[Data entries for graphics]
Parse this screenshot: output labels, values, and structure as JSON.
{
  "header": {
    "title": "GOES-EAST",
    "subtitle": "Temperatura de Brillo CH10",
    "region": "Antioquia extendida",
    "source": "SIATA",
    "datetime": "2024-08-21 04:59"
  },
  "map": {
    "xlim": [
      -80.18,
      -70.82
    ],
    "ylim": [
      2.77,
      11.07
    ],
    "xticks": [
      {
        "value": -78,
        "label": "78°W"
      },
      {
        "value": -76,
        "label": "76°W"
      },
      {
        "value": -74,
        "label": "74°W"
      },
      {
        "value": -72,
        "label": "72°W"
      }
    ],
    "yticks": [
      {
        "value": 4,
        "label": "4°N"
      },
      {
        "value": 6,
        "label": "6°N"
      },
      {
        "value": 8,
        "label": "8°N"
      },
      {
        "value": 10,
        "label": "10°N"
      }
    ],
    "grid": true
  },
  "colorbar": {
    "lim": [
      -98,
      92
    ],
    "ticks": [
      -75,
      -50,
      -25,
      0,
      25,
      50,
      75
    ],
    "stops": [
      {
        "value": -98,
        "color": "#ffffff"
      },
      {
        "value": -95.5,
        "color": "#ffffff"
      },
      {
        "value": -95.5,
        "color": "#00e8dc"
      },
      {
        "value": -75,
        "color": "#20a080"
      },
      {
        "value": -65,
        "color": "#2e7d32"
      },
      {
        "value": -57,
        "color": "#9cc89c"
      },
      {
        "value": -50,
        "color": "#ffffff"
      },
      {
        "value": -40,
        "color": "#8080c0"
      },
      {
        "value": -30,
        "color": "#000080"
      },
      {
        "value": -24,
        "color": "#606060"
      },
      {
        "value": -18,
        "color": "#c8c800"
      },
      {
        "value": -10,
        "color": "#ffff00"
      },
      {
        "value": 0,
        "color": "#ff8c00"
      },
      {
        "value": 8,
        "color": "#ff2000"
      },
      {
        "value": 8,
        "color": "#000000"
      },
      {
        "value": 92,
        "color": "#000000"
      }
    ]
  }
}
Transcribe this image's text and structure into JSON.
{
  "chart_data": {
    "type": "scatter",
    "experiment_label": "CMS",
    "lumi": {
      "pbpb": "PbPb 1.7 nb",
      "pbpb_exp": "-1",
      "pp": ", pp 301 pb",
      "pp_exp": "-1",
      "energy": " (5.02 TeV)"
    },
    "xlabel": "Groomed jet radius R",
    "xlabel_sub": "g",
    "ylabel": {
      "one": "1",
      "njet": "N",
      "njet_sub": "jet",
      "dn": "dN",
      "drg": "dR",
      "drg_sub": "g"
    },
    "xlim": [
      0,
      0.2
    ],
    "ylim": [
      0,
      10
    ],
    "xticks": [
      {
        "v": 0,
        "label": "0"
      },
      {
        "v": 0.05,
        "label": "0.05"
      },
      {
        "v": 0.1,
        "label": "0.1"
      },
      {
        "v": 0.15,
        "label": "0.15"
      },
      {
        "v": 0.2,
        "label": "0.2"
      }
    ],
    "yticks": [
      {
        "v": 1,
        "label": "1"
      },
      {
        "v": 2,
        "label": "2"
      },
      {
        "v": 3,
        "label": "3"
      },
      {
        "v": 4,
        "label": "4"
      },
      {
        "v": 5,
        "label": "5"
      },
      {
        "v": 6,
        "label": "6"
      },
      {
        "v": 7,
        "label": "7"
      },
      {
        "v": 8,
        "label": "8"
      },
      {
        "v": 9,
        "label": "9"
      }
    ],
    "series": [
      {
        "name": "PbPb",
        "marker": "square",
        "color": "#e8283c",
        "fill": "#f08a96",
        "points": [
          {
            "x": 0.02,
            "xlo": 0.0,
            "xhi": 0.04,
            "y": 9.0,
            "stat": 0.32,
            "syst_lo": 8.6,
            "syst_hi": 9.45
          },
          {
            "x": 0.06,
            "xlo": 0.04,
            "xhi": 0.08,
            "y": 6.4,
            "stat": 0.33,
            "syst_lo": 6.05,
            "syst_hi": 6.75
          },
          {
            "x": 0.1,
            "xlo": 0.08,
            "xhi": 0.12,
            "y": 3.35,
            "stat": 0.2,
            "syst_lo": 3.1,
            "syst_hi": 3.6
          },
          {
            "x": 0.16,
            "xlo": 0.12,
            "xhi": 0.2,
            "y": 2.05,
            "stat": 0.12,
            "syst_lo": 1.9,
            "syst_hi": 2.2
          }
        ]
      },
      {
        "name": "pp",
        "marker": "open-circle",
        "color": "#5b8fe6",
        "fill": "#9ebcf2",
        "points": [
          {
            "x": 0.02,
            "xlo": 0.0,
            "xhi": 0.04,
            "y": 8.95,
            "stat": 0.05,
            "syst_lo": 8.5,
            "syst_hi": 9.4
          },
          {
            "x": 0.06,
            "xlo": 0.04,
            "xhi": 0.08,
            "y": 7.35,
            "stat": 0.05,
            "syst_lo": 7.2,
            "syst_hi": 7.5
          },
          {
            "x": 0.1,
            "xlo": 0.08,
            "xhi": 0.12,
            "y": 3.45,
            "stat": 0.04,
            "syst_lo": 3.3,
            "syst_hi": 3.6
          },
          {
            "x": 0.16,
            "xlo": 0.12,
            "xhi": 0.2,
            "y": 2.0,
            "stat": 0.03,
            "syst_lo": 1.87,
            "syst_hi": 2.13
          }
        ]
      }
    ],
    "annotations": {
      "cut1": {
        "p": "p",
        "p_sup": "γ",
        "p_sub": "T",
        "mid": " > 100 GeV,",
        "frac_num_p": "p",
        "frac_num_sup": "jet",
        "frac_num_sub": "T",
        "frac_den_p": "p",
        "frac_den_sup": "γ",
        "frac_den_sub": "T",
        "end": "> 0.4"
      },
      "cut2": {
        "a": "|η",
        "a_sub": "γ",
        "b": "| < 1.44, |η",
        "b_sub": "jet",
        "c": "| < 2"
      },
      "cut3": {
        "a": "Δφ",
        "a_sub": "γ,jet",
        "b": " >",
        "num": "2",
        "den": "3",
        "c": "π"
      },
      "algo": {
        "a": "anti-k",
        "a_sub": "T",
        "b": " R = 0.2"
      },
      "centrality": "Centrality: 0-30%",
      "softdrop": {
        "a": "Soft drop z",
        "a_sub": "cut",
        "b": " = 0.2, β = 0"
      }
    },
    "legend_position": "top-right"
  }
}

PROBLEM TO SOLVE » All of the entries above must be quoted exactly.

RESULT »
Parse this screenshot: output labels, values, and structure as JSON.
{
  "header": {
    "title": "GOES-EAST",
    "subtitle": "Temperatura de Brillo CH10",
    "region": "Antioquia extendida",
    "source": "SIATA",
    "datetime": "2024-08-21 04:59"
  },
  "map": {
    "xlim": [
      -80.18,
      -70.82
    ],
    "ylim": [
      2.77,
      11.07
    ],
    "xticks": [
      {
        "value": -78,
        "label": "78°W"
      },
      {
        "value": -76,
        "label": "76°W"
      },
      {
        "value": -74,
        "label": "74°W"
      },
      {
        "value": -72,
        "label": "72°W"
      }
    ],
    "yticks": [
      {
        "value": 4,
        "label": "4°N"
      },
      {
        "value": 6,
        "label": "6°N"
      },
      {
        "value": 8,
        "label": "8°N"
      },
      {
        "value": 10,
        "label": "10°N"
      }
    ],
    "grid": true
  },
  "colorbar": {
    "lim": [
      -98,
      92
    ],
    "ticks": [
      -75,
      -50,
      -25,
      0,
      25,
      50,
      75
    ],
    "stops": [
      {
        "value": -98,
        "color": "#ffffff"
      },
      {
        "value": -95.5,
        "color": "#ffffff"
      },
      {
        "value": -95.5,
        "color": "#00e8dc"
      },
      {
        "value": -75,
        "color": "#20a080"
      },
      {
        "value": -65,
        "color": "#2e7d32"
      },
      {
        "value": -57,
        "color": "#9cc89c"
      },
      {
        "value": -50,
        "color": "#ffffff"
      },
      {
        "value": -40,
        "color": "#8080c0"
      },
      {
        "value": -30,
        "color": "#000080"
      },
      {
        "value": -24,
        "color": "#606060"
      },
      {
        "value": -18,
        "color": "#c8c800"
      },
      {
        "value": -10,
        "color": "#ffff00"
      },
      {
        "value": 0,
        "color": "#ff8c00"
      },
      {
        "value": 8,
        "color": "#ff2000"
      },
      {
        "value": 8,
        "color": "#000000"
      },
      {
        "value": 92,
        "color": "#000000"
      }
    ]
  }
}
Transcribe this image's text and structure into JSON.
{
  "chart_data": {
    "type": "scatter",
    "experiment_label": "CMS",
    "lumi": {
      "pbpb": "PbPb 1.7 nb",
      "pbpb_exp": "-1",
      "pp": ", pp 301 pb",
      "pp_exp": "-1",
      "energy": " (5.02 TeV)"
    },
    "xlabel": "Groomed jet radius R",
    "xlabel_sub": "g",
    "ylabel": {
      "one": "1",
      "njet": "N",
      "njet_sub": "jet",
      "dn": "dN",
      "drg": "dR",
      "drg_sub": "g"
    },
    "xlim": [
      0,
      0.2
    ],
    "ylim": [
      0,
      10
    ],
    "xticks": [
      {
        "v": 0,
        "label": "0"
      },
      {
        "v": 0.05,
        "label": "0.05"
      },
      {
        "v": 0.1,
        "label": "0.1"
      },
      {
        "v": 0.15,
        "label": "0.15"
      },
      {
        "v": 0.2,
        "label": "0.2"
      }
    ],
    "yticks": [
      {
        "v": 1,
        "label": "1"
      },
      {
        "v": 2,
        "label": "2"
      },
      {
        "v": 3,
        "label": "3"
      },
      {
        "v": 4,
        "label": "4"
      },
      {
        "v": 5,
        "label": "5"
      },
      {
        "v": 6,
        "label": "6"
      },
      {
        "v": 7,
        "label": "7"
      },
      {
        "v": 8,
        "label": "8"
      },
      {
        "v": 9,
        "label": "9"
      }
    ],
    "series": [
      {
        "name": "PbPb",
        "marker": "square",
        "color": "#e8283c",
        "fill": "#f08a96",
        "points": [
          {
            "x": 0.02,
            "xlo": 0.0,
            "xhi": 0.04,
            "y": 9.0,
            "stat": 0.32,
            "syst_lo": 8.6,
            "syst_hi": 9.45
          },
          {
            "x": 0.06,
            "xlo": 0.04,
            "xhi": 0.08,
            "y": 6.4,
            "stat": 0.33,
            "syst_lo": 6.05,
            "syst_hi": 6.75
          },
          {
            "x": 0.1,
            "xlo": 0.08,
            "xhi": 0.12,
            "y": 3.35,
            "stat": 0.2,
            "syst_lo": 3.1,
            "syst_hi": 3.6
          },
          {
            "x": 0.16,
            "xlo": 0.12,
            "xhi": 0.2,
            "y": 2.05,
            "stat": 0.12,
            "syst_lo": 1.9,
            "syst_hi": 2.2
          }
        ]
      },
      {
        "name": "pp",
        "marker": "open-circle",
        "color": "#5b8fe6",
        "fill": "#9ebcf2",
        "points": [
          {
            "x": 0.02,
            "xlo": 0.0,
            "xhi": 0.04,
            "y": 8.95,
            "stat": 0.05,
            "syst_lo": 8.5,
            "syst_hi": 9.4
          },
          {
            "x": 0.06,
            "xlo": 0.04,
            "xhi": 0.08,
            "y": 7.35,
            "stat": 0.05,
            "syst_lo": 7.2,
            "syst_hi": 7.5
          },
          {
            "x": 0.1,
            "xlo": 0.08,
            "xhi": 0.12,
            "y": 3.45,
            "stat": 0.04,
            "syst_lo": 3.3,
            "syst_hi": 3.6
          },
          {
            "x": 0.16,
            "xlo": 0.12,
            "xhi": 0.2,
            "y": 2.0,
            "stat": 0.03,
            "syst_lo": 1.87,
            "syst_hi": 2.13
          }
        ]
      }
    ],
    "annotations": {
      "cut1": {
        "p": "p",
        "p_sup": "γ",
        "p_sub": "T",
        "mid": " > 100 GeV,",
        "frac_num_p": "p",
        "frac_num_sup": "jet",
        "frac_num_sub": "T",
        "frac_den_p": "p",
        "frac_den_sup": "γ",
        "frac_den_sub": "T",
        "end": "> 0.4"
      },
      "cut2": {
        "a": "|η",
        "a_sub": "γ",
        "b": "| < 1.44, |η",
        "b_sub": "jet",
        "c": "| < 2"
      },
      "cut3": {
        "a": "Δφ",
        "a_sub": "γ,jet",
        "b": " >",
        "num": "2",
        "den": "3",
        "c": "π"
      },
      "algo": {
        "a": "anti-k",
        "a_sub": "T",
        "b": " R = 0.2"
      },
      "centrality": "Centrality: 0-30%",
      "softdrop": {
        "a": "Soft drop z",
        "a_sub": "cut",
        "b": " = 0.2, β = 0"
      }
    },
    "legend_position": "top-right"
  }
}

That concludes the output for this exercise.